> THE TASK:
Return the material exactly as supplied, apart from the pictures, which are omitted.

> SUPPLIED RECORDS:
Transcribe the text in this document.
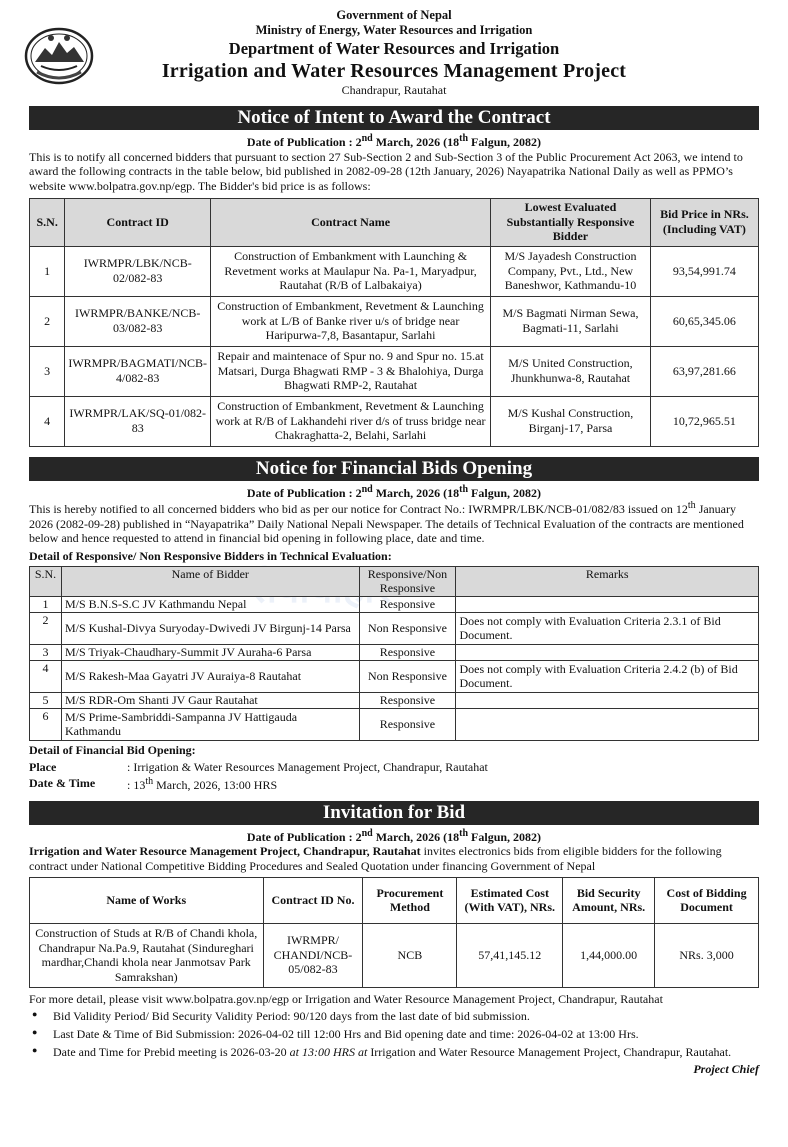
Government of Nepal
Ministry of Energy, Water Resources and Irrigation
Department of Water Resources and Irrigation
Irrigation and Water Resources Management Project
Chandrapur, Rautahat
Notice of Intent to Award the Contract
Date of Publication : 2nd March, 2026 (18th Falgun, 2082)
This is to notify all concerned bidders that pursuant to section 27 Sub-Section 2 and Sub-Section 3 of the Public Procurement Act 2063, we intend to award the following contracts in the table below, bid published in 2082-09-28 (12th January, 2026) Nayapatrika National Daily as well as PPMO’s website www.bolpatra.gov.np/egp. The Bidder's bid price is as follows:
S.N.	Contract ID	Contract Name	Lowest Evaluated Substantially Responsive Bidder	Bid Price in NRs. (Including VAT)
1	IWRMPR/LBK/NCB-02/082-83	Construction of Embankment with Launching & Revetment works at Maulapur Na. Pa-1, Maryadpur, Rautahat (R/B of Lalbakaiya)	M/S Jayadesh Construction Company, Pvt., Ltd., New Baneshwor, Kathmandu-10	93,54,991.74
2	IWRMPR/BANKE/NCB-03/082-83	Construction of Embankment, Revetment & Launching work at L/B of Banke river u/s of bridge near Haripurwa-7,8, Basantapur, Sarlahi	M/S Bagmati Nirman Sewa, Bagmati-11, Sarlahi	60,65,345.06
3	IWRMPR/BAGMATI/NCB-4/082-83	Repair and maintenace of Spur no. 9 and Spur no. 15.at Matsari, Durga Bhagwati RMP - 3 & Bhalohiya, Durga Bhagwati RMP-2, Rautahat	M/S United Construction, Jhunkhunwa-8, Rautahat	63,97,281.66
4	IWRMPR/LAK/SQ-01/082-83	Construction of Embankment, Revetment & Launching work at R/B of Lakhandehi river d/s of truss bridge near Chakraghatta-2, Belahi, Sarlahi	M/S Kushal Construction, Birganj-17, Parsa	10,72,965.51
Notice for Financial Bids Opening
Date of Publication : 2nd March, 2026 (18th Falgun, 2082)
This is hereby notified to all concerned bidders who bid as per our notice for Contract No.: IWRMPR/LBK/NCB-01/082/83 issued on 12th January 2026 (2082-09-28) published in “Nayapatrika” Daily National Nepali Newspaper. The details of Technical Evaluation of the contracts are mentioned below and hence requested to attend in financial bid opening in following place, date and time.
Detail of Responsive/ Non Responsive Bidders in Technical Evaluation:
S.N.	Name of Bidder	Responsive/Non Responsive	Remarks
1	M/S B.N.S-S.C JV Kathmandu Nepal	Responsive	
2	M/S Kushal-Divya Suryoday-Dwivedi JV Birgunj-14 Parsa	Non Responsive	Does not comply with Evaluation Criteria 2.3.1 of Bid Document.
3	M/S Triyak-Chaudhary-Summit JV Auraha-6 Parsa	Responsive	
4	M/S Rakesh-Maa Gayatri JV Auraiya-8 Rautahat	Non Responsive	Does not comply with Evaluation Criteria 2.4.2 (b) of Bid Document.
5	M/S RDR-Om Shanti JV Gaur Rautahat	Responsive	
6	M/S Prime-Sambriddi-Sampanna JV Hattigauda Kathmandu	Responsive	
Detail of Financial Bid Opening:
Place	: Irrigation & Water Resources Management Project, Chandrapur, Rautahat
Date & Time	: 13th March, 2026, 13:00 HRS
Invitation for Bid
Date of Publication : 2nd March, 2026 (18th Falgun, 2082)
Irrigation and Water Resource Management Project, Chandrapur, Rautahat invites electronics bids from eligible bidders for the following contract under National Competitive Bidding Procedures and Sealed Quotation under financing Government of Nepal
Name of Works	Contract ID No.	Procurement Method	Estimated Cost (With VAT), NRs.	Bid Security Amount, NRs.	Cost of Bidding Document
Construction of Studs at R/B of Chandi khola, Chandrapur Na.Pa.9, Rautahat (Sindureghari mardhar,Chandi khola near Janmotsav Park Samrakshan)	IWRMPR/ CHANDI/NCB-05/082-83	NCB	57,41,145.12	1,44,000.00	NRs. 3,000
For more detail, please visit www.bolpatra.gov.np/egp or Irrigation and Water Resource Management Project, Chandrapur, Rautahat
● Bid Validity Period/ Bid Security Validity Period: 90/120 days from the last date of bid submission.
● Last Date & Time of Bid Submission: 2026-04-02 till 12:00 Hrs and Bid opening date and time: 2026-04-02 at 13:00 Hrs.
● Date and Time for Prebid meeting is 2026-03-20 at 13:00 HRS at Irrigation and Water Resource Management Project, Chandrapur, Rautahat.
Project Chief
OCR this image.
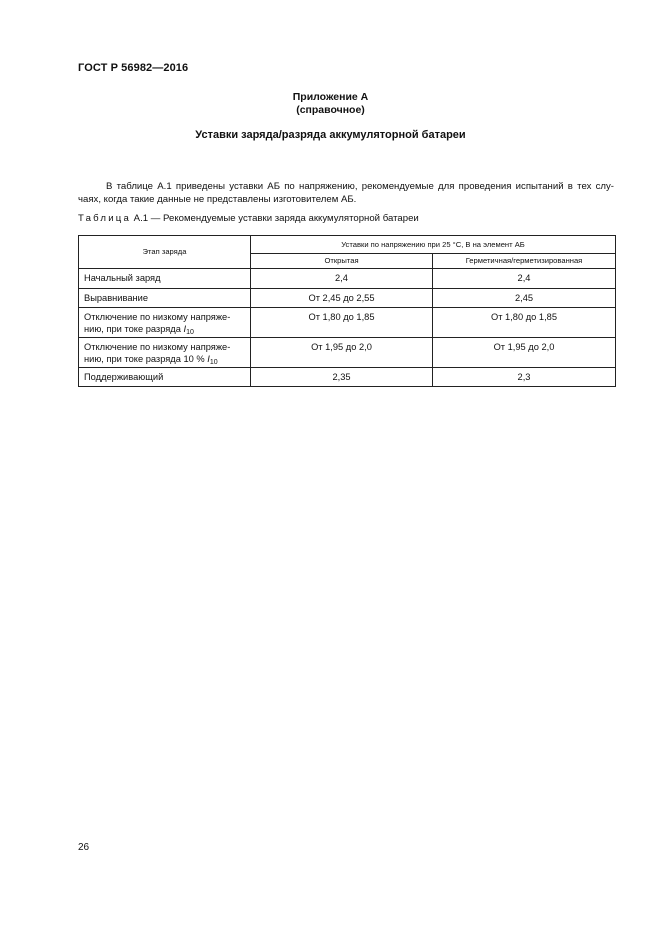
ГОСТ Р 56982—2016
Приложение А
(справочное)
Уставки заряда/разряда аккумуляторной батареи
В таблице А.1 приведены уставки АБ по напряжению, рекомендуемые для проведения испытаний в тех слу-
чаях, когда такие данные не представлены изготовителем АБ.
Таблица А.1 — Рекомендуемые уставки заряда аккумуляторной батареи
Этап заряда	Уставки по напряжению при 25 °С, В на элемент АБ	
	Открытая	Герметичная/герметизированная
Начальный заряд	2,4	2,4
Выравнивание	От 2,45 до 2,55	2,45
Отключение по низкому напряже-
нию, при токе разряда $I_{10}$	От 1,80 до 1,85	От 1,80 до 1,85
Отключение по низкому напряже-
нию, при токе разряда 10 % $I_{10}$	От 1,95 до 2,0	От 1,95 до 2,0
Поддерживающий	2,35	2,3
26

> RESPONSE TO THE EXERCISE:
Transcribe the text in this document.
Government of Nepal
Ministry of Energy, Water Resources and Irrigation
Department of Water Resources and Irrigation
Irrigation and Water Resources Management Project
Chandrapur, Rautahat
Notice of Intent to Award the Contract
Date of Publication : 2nd March, 2026 (18th Falgun, 2082)
This is to notify all concerned bidders that pursuant to section 27 Sub-Section 2 and Sub-Section 3 of the Public Procurement Act 2063, we intend to award the following contracts in the table below, bid published in 2082-09-28 (12th January, 2026) Nayapatrika National Daily as well as PPMO’s website www.bolpatra.gov.np/egp. The Bidder's bid price is as follows:
S.N.	Contract ID	Contract Name	Lowest Evaluated Substantially Responsive Bidder	Bid Price in NRs. (Including VAT)
1	IWRMPR/LBK/NCB-02/082-83	Construction of Embankment with Launching & Revetment works at Maulapur Na. Pa-1, Maryadpur, Rautahat (R/B of Lalbakaiya)	M/S Jayadesh Construction Company, Pvt., Ltd., New Baneshwor, Kathmandu-10	93,54,991.74
2	IWRMPR/BANKE/NCB-03/082-83	Construction of Embankment, Revetment & Launching work at L/B of Banke river u/s of bridge near Haripurwa-7,8, Basantapur, Sarlahi	M/S Bagmati Nirman Sewa, Bagmati-11, Sarlahi	60,65,345.06
3	IWRMPR/BAGMATI/NCB-4/082-83	Repair and maintenace of Spur no. 9 and Spur no. 15.at Matsari, Durga Bhagwati RMP - 3 & Bhalohiya, Durga Bhagwati RMP-2, Rautahat	M/S United Construction, Jhunkhunwa-8, Rautahat	63,97,281.66
4	IWRMPR/LAK/SQ-01/082-83	Construction of Embankment, Revetment & Launching work at R/B of Lakhandehi river d/s of truss bridge near Chakraghatta-2, Belahi, Sarlahi	M/S Kushal Construction, Birganj-17, Parsa	10,72,965.51
Notice for Financial Bids Opening
Date of Publication : 2nd March, 2026 (18th Falgun, 2082)
This is hereby notified to all concerned bidders who bid as per our notice for Contract No.: IWRMPR/LBK/NCB-01/082/83 issued on 12th January 2026 (2082-09-28) published in “Nayapatrika” Daily National Nepali Newspaper. The details of Technical Evaluation of the contracts are mentioned below and hence requested to attend in financial bid opening in following place, date and time.
Detail of Responsive/ Non Responsive Bidders in Technical Evaluation:
S.N.	Name of Bidder	Responsive/Non Responsive	Remarks
1	M/S B.N.S-S.C JV Kathmandu Nepal	Responsive	
2	M/S Kushal-Divya Suryoday-Dwivedi JV Birgunj-14 Parsa	Non Responsive	Does not comply with Evaluation Criteria 2.3.1 of Bid Document.
3	M/S Triyak-Chaudhary-Summit JV Auraha-6 Parsa	Responsive	
4	M/S Rakesh-Maa Gayatri JV Auraiya-8 Rautahat	Non Responsive	Does not comply with Evaluation Criteria 2.4.2 (b) of Bid Document.
5	M/S RDR-Om Shanti JV Gaur Rautahat	Responsive	
6	M/S Prime-Sambriddi-Sampanna JV Hattigauda Kathmandu	Responsive	
Detail of Financial Bid Opening:
Place	: Irrigation & Water Resources Management Project, Chandrapur, Rautahat
Date & Time	: 13th March, 2026, 13:00 HRS
Invitation for Bid
Date of Publication : 2nd March, 2026 (18th Falgun, 2082)
Irrigation and Water Resource Management Project, Chandrapur, Rautahat invites electronics bids from eligible bidders for the following contract under National Competitive Bidding Procedures and Sealed Quotation under financing Government of Nepal
Name of Works	Contract ID No.	Procurement Method	Estimated Cost (With VAT), NRs.	Bid Security Amount, NRs.	Cost of Bidding Document
Construction of Studs at R/B of Chandi khola, Chandrapur Na.Pa.9, Rautahat (Sindureghari mardhar,Chandi khola near Janmotsav Park Samrakshan)	IWRMPR/ CHANDI/NCB-05/082-83	NCB	57,41,145.12	1,44,000.00	NRs. 3,000
For more detail, please visit www.bolpatra.gov.np/egp or Irrigation and Water Resource Management Project, Chandrapur, Rautahat
● Bid Validity Period/ Bid Security Validity Period: 90/120 days from the last date of bid submission.
● Last Date & Time of Bid Submission: 2026-04-02 till 12:00 Hrs and Bid opening date and time: 2026-04-02 at 13:00 Hrs.
● Date and Time for Prebid meeting is 2026-03-20 at 13:00 HRS at Irrigation and Water Resource Management Project, Chandrapur, Rautahat.
Project Chief
OCR this image.
ГОСТ Р 56982—2016
Приложение А
(справочное)
Уставки заряда/разряда аккумуляторной батареи
В таблице А.1 приведены уставки АБ по напряжению, рекомендуемые для проведения испытаний в тех слу-
чаях, когда такие данные не представлены изготовителем АБ.
Таблица А.1 — Рекомендуемые уставки заряда аккумуляторной батареи
Этап заряда	Уставки по напряжению при 25 °С, В на элемент АБ	
	Открытая	Герметичная/герметизированная
Начальный заряд	2,4	2,4
Выравнивание	От 2,45 до 2,55	2,45
Отключение по низкому напряже-
нию, при токе разряда $I_{10}$	От 1,80 до 1,85	От 1,80 до 1,85
Отключение по низкому напряже-
нию, при токе разряда 10 % $I_{10}$	От 1,95 до 2,0	От 1,95 до 2,0
Поддерживающий	2,35	2,3
26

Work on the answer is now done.